● **Set task 1**:
Name every book title mentioned in the forum thread below.
── Text excerpt ──
I loved Clan of the Cave Bear, but the following two novels became less about the people and life of that time and more about Ayla the pre-historic wonder woman, inventing everything. Plus Auel seemed to almost completely dump the neanderthals. Do the other stories continue this trend? I want more historical fact and less historical romance.


----------



## akpak (Mar 5, 2009)

I won't pre-order at that price... $15? No thanks. If the price drops to something reasonable, I'll pull the trigger.


----------



## 1131 (Dec 18, 2008)

jason10mm said:


> I loved Clan of the Cave Bear, but the following two novels became less about the people and life of that time and more about Ayla the pre-historic wonder woman, inventing everything. Plus Auel seemed to almost completely dump the neanderthals. Do the other stories continue this trend? I want more historical fact and less historical romance.


There is little to nothing on the Neanderthals in the next books and Ayla and Jondalar continue to invent just about everything ever invented. But at least in the last book, we had some new characters. Auel continues to provide a lot of information from previous books. Interesting if you have not read the other books, but why would you start a series in book 6. I do skim the repetitive sections of the books. 


akjak said:


> I won't pre-order at that price... $15? No thanks. If the price drops to something reasonable, I'll pull the trigger.


I'm not worried about ordering yet. This isn't a book I need to read the second it comes out. The publisher is Crown, a Random House imprint. If nothing changes by next March, Amazon should be able to set the price and I expect this book to hit the NYT bestseller list pretty fast.


----------



## akpak (Mar 5, 2009)

My favorites were The Mammoth Hunters and the Shelters of Stone. I like reading about characters and social organization more than what plants to eat


----------



## JumpingShip (Jun 3, 2010)
───
── Data for processing ──
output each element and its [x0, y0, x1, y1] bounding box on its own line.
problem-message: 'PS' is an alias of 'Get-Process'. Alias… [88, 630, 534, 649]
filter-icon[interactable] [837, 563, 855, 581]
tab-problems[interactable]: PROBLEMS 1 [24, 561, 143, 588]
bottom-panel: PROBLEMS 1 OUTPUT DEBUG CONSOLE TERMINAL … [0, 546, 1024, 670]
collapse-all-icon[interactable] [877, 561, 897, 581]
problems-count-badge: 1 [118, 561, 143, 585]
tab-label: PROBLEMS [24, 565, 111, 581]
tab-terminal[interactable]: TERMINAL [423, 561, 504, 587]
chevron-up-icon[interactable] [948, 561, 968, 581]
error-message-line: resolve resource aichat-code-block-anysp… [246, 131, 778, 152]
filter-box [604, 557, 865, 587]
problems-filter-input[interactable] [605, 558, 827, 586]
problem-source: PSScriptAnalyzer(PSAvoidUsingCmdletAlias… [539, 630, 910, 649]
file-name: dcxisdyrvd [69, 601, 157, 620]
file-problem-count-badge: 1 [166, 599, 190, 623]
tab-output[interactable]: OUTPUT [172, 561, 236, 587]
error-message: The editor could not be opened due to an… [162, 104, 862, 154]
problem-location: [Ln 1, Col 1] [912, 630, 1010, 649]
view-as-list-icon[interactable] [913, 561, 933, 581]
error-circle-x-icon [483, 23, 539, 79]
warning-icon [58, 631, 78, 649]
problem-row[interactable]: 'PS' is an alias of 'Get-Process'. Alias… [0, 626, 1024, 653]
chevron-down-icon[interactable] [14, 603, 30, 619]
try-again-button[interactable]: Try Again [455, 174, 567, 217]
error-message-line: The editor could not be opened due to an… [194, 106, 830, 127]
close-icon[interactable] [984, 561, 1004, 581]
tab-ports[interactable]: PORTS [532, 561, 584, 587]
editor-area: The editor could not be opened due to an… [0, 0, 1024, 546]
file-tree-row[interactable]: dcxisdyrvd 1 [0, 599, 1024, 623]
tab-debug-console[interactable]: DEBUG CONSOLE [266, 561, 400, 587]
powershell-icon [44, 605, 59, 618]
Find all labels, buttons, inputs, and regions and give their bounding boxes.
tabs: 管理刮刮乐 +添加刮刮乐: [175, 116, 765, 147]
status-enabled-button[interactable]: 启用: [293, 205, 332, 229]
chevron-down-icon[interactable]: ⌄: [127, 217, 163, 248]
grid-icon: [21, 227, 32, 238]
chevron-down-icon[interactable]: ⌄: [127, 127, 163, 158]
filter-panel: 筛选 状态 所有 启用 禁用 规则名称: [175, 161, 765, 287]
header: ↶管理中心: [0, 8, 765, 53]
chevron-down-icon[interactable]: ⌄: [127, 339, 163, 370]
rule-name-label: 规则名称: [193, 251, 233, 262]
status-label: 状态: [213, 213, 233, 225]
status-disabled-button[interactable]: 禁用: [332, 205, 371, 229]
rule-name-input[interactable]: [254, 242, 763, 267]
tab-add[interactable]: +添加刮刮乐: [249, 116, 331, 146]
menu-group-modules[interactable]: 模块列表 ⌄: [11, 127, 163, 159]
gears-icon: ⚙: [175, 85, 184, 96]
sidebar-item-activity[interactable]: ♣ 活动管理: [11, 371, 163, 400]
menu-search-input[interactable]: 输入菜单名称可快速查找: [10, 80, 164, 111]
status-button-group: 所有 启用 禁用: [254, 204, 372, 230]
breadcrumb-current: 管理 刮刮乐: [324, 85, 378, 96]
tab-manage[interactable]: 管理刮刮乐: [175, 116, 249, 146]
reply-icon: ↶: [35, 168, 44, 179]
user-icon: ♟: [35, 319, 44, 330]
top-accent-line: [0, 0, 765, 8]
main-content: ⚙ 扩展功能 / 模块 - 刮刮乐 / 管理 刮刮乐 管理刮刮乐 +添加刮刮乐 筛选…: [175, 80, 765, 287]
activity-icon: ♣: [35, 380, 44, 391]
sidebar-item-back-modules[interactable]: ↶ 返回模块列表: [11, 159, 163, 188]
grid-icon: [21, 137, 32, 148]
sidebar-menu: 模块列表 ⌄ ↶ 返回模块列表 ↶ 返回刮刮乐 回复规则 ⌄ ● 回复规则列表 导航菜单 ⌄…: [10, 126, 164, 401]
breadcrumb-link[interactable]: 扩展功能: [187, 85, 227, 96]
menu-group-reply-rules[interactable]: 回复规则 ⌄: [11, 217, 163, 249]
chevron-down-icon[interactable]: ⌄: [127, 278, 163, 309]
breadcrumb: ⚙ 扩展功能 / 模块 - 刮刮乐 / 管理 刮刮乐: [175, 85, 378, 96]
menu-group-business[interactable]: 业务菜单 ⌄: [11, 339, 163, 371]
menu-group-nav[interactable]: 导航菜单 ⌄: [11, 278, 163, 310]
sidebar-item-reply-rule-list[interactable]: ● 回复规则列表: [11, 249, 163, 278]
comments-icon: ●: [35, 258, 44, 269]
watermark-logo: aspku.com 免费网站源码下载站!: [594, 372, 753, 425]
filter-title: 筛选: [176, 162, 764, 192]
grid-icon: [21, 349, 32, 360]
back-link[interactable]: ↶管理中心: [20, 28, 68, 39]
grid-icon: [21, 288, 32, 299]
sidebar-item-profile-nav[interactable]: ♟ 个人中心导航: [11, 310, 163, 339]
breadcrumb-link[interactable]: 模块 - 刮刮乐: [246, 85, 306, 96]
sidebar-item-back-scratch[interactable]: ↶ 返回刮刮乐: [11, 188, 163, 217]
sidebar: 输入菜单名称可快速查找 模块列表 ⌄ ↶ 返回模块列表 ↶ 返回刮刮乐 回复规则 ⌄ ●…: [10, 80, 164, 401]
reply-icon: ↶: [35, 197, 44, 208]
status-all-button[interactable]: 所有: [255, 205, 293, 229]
───
● **Set task 2**:
Format the listing lines as a numbered list, starting at the first line of the listing and ending at the line containing "collapse-all-icon[interactable] [877, 561, 897, 581]". Leave out blank lines.

● **Correct output 1**:
- Clan of the Cave Bear
- The Mammoth Hunters
- the Shelters of Stone

● **Correct output 2**:
1. output each element and its [x0, y0, x1, y1] bounding box on its own line.
2. problem-message: 'PS' is an alias of 'Get-Process'. Alias… [88, 630, 534, 649]
3. filter-icon[interactable] [837, 563, 855, 581]
4. tab-problems[interactable]: PROBLEMS 1 [24, 561, 143, 588]
5. bottom-panel: PROBLEMS 1 OUTPUT DEBUG CONSOLE TERMINAL … [0, 546, 1024, 670]
6. collapse-all-icon[interactable] [877, 561, 897, 581]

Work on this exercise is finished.